• _Records to process_:
+ + + +
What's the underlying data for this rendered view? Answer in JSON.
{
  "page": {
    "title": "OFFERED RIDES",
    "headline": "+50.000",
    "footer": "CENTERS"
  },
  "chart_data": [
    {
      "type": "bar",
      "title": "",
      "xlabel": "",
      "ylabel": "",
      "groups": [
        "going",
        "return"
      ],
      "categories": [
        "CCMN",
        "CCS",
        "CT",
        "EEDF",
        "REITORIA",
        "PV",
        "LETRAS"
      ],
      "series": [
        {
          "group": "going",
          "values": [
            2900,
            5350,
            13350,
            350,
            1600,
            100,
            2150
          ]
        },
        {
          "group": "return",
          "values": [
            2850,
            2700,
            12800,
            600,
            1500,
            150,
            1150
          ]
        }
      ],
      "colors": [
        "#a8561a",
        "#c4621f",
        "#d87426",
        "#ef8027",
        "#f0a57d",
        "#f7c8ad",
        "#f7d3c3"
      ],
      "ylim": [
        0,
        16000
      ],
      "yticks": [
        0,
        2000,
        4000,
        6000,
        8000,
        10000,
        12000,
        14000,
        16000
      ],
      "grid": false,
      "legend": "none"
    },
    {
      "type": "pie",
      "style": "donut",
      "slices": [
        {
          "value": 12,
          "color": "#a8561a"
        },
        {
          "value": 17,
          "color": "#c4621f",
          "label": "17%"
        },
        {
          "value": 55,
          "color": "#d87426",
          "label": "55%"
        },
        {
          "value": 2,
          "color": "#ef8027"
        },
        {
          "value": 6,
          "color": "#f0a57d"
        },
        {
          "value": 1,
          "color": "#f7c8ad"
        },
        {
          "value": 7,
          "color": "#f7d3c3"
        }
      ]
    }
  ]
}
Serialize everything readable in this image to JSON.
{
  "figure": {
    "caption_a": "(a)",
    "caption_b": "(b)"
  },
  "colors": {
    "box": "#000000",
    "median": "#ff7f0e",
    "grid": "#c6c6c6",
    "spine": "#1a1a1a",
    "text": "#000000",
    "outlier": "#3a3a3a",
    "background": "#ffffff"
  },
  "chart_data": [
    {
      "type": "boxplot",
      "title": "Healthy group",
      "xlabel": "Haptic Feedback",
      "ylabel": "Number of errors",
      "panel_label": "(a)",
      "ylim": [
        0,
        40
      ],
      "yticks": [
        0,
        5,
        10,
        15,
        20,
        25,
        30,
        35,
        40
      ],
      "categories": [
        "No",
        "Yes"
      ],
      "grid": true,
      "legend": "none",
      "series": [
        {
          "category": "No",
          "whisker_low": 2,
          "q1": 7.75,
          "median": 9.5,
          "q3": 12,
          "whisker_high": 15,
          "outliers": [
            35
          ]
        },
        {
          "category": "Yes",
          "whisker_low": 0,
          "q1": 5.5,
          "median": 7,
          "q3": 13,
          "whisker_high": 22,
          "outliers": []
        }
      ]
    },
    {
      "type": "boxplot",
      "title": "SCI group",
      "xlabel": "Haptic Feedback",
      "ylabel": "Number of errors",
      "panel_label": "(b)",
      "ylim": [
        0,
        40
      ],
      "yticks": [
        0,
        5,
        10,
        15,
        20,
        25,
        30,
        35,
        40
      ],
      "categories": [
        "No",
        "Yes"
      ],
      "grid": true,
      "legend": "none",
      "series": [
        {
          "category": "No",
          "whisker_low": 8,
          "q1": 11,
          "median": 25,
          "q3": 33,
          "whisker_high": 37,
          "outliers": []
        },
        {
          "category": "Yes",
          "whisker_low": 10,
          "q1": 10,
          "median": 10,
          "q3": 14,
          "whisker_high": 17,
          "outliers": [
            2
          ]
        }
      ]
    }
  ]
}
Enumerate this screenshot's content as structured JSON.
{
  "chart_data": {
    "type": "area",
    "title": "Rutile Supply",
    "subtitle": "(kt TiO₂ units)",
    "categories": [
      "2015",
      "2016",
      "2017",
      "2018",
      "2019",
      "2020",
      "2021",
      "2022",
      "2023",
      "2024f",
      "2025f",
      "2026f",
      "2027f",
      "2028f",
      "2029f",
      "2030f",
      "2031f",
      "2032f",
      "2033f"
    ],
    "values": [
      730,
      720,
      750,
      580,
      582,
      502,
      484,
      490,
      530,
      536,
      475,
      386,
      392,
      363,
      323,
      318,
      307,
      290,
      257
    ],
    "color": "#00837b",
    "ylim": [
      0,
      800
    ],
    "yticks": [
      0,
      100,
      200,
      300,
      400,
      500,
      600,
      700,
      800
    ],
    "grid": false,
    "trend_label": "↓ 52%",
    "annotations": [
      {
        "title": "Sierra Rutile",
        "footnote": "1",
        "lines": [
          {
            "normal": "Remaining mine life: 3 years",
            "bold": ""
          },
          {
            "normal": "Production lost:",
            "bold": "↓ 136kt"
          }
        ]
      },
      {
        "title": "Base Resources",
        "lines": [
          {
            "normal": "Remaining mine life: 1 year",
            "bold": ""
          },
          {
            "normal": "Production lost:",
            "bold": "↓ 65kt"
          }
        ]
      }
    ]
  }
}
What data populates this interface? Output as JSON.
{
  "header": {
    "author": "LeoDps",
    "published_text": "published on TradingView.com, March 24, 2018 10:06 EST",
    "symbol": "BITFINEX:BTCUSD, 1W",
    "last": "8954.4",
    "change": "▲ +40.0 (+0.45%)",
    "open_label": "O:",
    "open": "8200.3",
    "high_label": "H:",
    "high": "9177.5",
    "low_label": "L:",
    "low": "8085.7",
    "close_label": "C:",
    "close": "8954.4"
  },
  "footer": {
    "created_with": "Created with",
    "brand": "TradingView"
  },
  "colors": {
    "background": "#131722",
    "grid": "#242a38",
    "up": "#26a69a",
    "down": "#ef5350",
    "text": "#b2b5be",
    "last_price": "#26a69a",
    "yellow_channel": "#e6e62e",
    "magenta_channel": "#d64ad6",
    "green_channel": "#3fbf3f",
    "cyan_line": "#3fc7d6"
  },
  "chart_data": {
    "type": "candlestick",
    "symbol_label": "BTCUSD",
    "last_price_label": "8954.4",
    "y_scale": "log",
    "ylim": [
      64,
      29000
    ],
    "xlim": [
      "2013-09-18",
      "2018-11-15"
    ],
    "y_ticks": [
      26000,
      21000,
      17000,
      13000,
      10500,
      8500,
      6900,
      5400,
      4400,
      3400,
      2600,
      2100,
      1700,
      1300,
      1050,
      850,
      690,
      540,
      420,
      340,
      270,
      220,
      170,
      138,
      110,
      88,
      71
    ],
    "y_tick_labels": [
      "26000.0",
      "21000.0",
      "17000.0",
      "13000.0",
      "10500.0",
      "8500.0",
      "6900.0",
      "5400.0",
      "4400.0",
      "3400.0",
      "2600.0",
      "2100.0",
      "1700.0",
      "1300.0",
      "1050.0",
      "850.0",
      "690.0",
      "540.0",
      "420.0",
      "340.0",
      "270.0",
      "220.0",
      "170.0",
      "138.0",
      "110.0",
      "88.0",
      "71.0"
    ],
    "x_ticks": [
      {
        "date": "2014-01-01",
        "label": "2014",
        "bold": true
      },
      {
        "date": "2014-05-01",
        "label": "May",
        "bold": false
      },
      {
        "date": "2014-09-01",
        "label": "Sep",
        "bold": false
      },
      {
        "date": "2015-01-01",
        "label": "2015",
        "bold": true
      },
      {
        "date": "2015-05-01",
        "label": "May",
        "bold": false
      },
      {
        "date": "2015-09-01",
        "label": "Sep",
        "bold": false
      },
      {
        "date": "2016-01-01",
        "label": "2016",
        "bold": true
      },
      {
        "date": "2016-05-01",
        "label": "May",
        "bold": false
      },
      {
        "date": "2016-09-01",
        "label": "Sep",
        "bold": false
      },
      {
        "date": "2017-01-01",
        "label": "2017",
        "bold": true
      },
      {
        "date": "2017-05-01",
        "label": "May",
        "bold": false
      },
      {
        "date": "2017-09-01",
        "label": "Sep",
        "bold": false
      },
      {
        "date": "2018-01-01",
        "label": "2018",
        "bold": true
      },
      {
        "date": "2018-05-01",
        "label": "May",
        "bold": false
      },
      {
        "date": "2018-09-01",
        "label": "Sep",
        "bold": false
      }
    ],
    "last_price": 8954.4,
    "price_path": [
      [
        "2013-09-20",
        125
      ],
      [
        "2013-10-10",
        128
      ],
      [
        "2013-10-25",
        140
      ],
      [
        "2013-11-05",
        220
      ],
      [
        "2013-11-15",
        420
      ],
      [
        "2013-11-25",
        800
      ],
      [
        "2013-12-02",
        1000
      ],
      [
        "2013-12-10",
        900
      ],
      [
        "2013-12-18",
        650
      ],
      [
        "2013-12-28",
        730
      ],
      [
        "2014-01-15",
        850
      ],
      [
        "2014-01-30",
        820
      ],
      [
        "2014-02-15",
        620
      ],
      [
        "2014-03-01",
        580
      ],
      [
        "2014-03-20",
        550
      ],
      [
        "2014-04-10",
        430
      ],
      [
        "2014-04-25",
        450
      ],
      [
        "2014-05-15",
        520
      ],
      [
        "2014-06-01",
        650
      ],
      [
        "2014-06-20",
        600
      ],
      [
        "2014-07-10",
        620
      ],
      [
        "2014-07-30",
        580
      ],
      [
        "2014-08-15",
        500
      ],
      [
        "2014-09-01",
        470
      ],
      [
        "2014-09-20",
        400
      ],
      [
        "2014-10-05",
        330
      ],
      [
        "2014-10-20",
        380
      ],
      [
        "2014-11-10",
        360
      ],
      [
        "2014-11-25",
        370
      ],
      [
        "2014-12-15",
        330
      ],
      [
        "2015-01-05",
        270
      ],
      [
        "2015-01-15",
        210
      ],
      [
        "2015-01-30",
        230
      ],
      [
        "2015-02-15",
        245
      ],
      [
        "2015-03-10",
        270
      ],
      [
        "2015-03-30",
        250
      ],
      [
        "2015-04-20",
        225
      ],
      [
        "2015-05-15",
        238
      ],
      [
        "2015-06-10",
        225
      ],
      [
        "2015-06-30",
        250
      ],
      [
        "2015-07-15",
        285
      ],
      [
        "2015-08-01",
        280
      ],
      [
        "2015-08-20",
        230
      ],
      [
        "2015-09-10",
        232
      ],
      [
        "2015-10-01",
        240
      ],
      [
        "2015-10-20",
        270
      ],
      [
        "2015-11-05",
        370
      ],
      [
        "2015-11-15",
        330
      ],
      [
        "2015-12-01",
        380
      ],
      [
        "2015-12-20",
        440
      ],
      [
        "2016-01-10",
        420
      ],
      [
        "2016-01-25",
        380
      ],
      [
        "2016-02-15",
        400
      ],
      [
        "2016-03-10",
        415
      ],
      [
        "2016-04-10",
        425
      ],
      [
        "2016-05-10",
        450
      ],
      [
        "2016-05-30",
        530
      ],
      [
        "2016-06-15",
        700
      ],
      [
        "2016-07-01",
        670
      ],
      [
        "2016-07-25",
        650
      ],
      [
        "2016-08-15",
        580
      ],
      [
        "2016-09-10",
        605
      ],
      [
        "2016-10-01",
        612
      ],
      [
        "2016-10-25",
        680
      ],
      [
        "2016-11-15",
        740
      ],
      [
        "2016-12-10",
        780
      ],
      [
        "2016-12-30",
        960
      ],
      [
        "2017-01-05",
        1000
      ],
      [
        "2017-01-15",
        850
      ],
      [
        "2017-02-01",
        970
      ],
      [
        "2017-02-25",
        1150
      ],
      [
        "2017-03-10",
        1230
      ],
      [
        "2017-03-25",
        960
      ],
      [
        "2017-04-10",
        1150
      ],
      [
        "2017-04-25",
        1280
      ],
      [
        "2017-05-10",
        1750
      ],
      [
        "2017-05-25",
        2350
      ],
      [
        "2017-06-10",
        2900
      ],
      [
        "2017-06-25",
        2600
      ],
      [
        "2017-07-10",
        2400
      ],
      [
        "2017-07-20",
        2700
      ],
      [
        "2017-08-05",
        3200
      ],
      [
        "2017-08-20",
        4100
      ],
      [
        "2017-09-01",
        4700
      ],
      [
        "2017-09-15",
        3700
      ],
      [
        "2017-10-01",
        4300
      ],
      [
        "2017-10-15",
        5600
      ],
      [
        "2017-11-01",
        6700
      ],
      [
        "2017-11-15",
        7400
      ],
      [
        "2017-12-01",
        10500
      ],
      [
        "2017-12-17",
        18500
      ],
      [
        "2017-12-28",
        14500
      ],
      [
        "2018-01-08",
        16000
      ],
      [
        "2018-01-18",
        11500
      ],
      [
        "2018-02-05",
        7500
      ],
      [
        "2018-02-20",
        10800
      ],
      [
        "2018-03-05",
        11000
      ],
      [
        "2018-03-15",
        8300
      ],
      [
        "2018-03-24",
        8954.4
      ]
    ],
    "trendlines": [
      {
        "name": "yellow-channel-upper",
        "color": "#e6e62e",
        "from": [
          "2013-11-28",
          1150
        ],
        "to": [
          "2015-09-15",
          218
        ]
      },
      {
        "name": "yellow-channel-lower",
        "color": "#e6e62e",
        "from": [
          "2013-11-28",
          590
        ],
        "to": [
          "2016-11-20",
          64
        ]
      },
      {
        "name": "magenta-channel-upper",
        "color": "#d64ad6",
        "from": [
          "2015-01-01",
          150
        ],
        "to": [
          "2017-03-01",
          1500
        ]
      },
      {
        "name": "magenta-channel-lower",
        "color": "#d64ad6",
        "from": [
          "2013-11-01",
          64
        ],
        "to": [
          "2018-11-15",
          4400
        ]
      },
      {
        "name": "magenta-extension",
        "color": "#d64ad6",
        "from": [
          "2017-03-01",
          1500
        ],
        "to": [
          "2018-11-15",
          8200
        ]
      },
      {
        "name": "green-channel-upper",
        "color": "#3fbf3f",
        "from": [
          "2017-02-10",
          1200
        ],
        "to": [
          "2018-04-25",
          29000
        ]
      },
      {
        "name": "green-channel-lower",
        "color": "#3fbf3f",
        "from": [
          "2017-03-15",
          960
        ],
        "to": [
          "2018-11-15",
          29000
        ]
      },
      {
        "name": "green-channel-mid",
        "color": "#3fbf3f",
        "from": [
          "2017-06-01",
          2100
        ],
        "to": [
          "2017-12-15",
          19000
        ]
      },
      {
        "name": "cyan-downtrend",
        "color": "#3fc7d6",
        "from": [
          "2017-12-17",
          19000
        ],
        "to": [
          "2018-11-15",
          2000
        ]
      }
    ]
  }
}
+ + + +
• _Your task_: Within the listing above, find every line containing the string "life" and return it.

• _Final result_:
            "normal": "Remaining mine life: 3 years",
            "normal": "Remaining mine life: 1 year",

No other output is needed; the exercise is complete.